■ Exercise instructions
Gather every line of the entries that includes the word "Storing".

- - - -

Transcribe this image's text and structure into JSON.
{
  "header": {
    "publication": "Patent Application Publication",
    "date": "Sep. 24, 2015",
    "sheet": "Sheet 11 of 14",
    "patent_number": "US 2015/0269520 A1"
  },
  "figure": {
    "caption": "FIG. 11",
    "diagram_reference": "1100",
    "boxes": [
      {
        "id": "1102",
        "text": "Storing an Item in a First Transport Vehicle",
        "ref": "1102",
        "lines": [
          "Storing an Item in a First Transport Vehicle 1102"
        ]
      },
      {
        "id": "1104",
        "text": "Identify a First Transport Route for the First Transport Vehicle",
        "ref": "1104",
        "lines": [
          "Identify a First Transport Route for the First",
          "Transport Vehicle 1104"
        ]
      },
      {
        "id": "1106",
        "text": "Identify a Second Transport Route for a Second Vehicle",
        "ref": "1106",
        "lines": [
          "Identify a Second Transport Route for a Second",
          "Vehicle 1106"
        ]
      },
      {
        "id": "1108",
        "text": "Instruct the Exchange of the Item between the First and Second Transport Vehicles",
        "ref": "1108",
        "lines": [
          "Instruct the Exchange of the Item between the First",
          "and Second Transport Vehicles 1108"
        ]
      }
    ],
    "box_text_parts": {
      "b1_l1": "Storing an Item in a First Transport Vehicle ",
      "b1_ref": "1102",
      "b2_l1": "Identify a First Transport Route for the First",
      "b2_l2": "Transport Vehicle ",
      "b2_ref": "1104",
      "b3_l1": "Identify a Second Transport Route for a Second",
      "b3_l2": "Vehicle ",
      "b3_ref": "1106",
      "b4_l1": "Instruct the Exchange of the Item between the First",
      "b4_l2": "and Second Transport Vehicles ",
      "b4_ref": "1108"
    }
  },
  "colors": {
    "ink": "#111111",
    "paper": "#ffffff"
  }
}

- - - -

■ Answer to this problem
        "text": "Storing an Item in a First Transport Vehicle",
          "Storing an Item in a First Transport Vehicle 1102"
      "b1_l1": "Storing an Item in a First Transport Vehicle ",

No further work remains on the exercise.